WORK TO COMPLETE: Copy out all the lines where "more" shows up.

RECORDS:

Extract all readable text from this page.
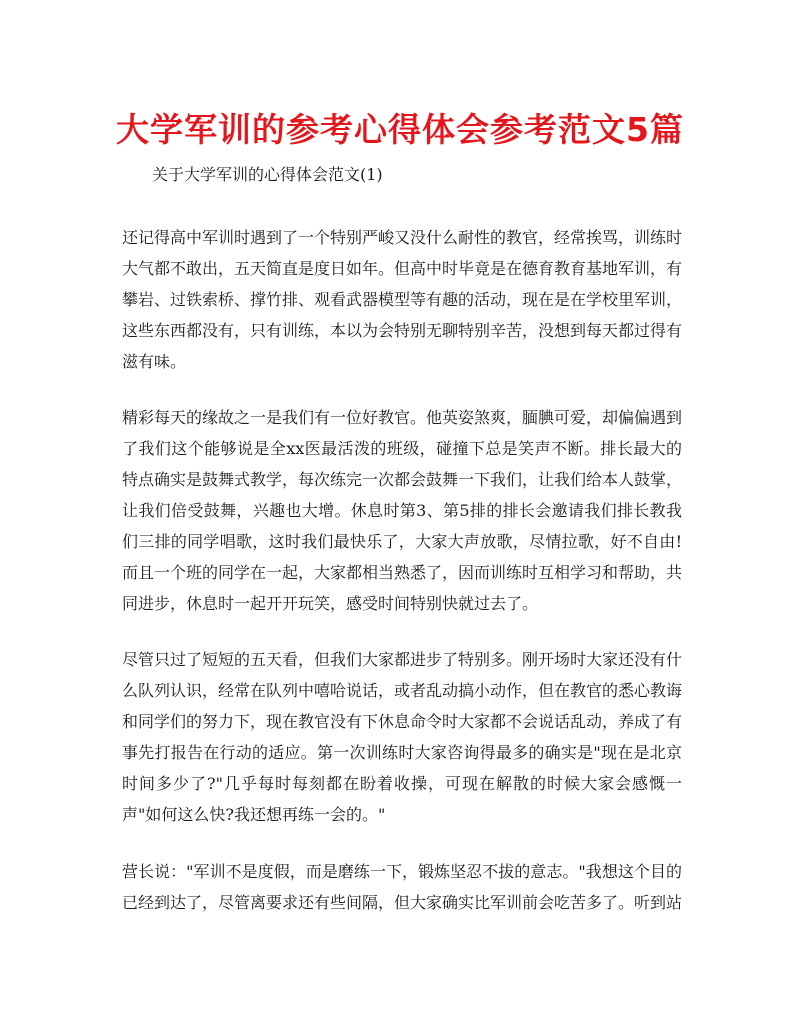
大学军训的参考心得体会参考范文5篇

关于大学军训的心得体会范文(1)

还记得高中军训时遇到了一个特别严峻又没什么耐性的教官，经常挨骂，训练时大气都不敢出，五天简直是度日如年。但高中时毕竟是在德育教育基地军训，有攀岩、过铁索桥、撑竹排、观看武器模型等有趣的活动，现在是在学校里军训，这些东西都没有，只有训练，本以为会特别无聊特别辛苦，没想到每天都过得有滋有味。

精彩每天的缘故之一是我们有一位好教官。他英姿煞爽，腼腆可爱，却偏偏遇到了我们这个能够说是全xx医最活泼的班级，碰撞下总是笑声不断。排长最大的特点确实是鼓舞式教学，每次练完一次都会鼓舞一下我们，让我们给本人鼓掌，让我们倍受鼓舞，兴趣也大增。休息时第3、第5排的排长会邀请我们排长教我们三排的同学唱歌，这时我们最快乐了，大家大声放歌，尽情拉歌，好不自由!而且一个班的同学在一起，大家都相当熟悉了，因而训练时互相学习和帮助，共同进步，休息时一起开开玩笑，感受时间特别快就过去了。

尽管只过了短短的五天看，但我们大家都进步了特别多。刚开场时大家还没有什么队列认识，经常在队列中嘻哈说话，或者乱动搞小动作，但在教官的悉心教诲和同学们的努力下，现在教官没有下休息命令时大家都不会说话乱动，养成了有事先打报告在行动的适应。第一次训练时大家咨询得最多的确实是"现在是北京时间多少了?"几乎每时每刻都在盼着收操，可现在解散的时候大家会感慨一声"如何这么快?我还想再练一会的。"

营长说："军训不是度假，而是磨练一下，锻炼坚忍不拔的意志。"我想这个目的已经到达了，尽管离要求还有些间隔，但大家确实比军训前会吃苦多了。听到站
* * *
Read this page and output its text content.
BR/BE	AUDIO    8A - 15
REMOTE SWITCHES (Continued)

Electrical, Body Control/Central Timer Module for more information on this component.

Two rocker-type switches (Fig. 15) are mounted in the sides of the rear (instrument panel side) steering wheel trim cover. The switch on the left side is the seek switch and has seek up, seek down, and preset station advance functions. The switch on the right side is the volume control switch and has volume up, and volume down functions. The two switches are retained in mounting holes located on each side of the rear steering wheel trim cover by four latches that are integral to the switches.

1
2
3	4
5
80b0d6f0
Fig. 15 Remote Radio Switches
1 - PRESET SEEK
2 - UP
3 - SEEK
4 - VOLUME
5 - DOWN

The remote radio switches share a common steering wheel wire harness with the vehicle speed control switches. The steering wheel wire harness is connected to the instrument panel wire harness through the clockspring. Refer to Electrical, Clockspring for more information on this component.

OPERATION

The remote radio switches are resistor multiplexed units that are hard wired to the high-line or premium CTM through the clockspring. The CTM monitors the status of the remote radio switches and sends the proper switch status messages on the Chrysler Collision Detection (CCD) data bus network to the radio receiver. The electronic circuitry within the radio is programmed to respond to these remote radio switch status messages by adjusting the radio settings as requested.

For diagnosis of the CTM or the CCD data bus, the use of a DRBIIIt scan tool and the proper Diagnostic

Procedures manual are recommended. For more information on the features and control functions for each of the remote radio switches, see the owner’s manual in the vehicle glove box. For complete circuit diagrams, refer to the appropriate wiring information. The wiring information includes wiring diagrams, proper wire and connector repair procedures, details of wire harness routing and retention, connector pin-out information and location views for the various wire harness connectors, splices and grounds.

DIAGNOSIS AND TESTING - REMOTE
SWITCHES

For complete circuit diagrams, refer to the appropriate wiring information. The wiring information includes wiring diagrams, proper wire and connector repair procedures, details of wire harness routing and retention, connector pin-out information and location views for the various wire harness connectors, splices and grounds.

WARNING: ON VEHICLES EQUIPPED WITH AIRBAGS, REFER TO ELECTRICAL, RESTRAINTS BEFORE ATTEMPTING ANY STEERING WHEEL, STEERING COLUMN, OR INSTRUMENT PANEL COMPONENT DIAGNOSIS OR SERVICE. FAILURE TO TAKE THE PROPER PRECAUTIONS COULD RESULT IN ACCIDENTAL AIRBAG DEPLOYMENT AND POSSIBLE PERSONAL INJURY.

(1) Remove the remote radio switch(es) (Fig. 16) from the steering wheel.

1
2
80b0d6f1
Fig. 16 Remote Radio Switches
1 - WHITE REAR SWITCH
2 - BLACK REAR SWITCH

COMPLETED EXERCISE:
Electrical, Body Control/Central Timer Module for more information on this component.
The remote radio switches share a common steering wheel wire harness with the vehicle speed control switches. The steering wheel wire harness is connected to the instrument panel wire harness through the clockspring. Refer to Electrical, Clockspring for more information on this component.
Procedures manual are recommended. For more information on the features and control functions for each of the remote radio switches, see the owner’s manual in the vehicle glove box. For complete circuit diagrams, refer to the appropriate wiring information. The wiring information includes wiring diagrams, proper wire and connector repair procedures, details of wire harness routing and retention, connector pin-out information and location views for the various wire harness connectors, splices and grounds.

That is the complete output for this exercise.